### Task goal
Where does the string "color" appear in the records? Copy every line that contains it.

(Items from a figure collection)
BEGIN

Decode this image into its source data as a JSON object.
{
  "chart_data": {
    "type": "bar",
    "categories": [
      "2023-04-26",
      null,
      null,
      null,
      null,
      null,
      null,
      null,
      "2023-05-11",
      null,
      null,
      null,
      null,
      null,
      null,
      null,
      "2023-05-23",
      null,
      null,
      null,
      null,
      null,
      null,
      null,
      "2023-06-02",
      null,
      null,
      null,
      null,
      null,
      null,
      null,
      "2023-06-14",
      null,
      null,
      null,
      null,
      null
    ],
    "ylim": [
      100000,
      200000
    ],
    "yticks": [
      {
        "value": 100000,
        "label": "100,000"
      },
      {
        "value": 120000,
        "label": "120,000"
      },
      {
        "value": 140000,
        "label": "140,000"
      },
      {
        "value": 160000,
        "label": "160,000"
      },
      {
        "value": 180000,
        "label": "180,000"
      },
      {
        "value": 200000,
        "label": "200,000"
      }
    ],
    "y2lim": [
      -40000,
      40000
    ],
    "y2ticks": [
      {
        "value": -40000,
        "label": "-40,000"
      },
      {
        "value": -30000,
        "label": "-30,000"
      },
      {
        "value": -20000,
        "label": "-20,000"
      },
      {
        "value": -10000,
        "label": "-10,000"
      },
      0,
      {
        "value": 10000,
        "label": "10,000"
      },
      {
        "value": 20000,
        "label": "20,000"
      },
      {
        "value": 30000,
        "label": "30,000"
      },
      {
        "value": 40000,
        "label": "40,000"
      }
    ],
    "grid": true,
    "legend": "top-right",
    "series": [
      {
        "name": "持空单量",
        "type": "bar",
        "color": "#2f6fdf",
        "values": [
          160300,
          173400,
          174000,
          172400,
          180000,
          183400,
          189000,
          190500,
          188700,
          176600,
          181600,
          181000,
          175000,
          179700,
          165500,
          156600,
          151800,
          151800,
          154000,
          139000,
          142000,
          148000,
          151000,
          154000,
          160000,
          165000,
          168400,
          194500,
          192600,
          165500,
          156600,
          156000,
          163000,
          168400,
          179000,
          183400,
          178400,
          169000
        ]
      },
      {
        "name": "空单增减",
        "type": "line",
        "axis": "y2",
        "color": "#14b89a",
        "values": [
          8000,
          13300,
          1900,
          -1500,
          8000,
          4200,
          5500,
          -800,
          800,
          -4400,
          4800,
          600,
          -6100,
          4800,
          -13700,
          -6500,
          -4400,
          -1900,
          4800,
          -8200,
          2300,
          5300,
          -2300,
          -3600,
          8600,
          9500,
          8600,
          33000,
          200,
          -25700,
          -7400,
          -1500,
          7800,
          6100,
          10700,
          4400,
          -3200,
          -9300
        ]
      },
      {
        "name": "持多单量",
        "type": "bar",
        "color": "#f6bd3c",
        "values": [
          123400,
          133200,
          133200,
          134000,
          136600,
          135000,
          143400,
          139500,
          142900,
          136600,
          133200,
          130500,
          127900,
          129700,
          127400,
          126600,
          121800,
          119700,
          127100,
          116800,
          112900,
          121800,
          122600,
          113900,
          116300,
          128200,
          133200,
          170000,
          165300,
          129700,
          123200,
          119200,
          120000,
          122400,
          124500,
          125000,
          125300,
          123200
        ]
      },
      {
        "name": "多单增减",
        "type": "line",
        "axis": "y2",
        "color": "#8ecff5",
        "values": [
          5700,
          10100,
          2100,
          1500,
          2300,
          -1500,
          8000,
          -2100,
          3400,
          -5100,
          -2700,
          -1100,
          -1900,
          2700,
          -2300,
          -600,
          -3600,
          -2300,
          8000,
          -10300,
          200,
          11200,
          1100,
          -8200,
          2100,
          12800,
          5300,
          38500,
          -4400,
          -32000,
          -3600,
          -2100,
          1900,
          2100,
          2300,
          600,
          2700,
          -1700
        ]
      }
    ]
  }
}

END

### Finished answer
        "color": "#2f6fdf",
        "color": "#14b89a",
        "color": "#f6bd3c",
        "color": "#8ecff5",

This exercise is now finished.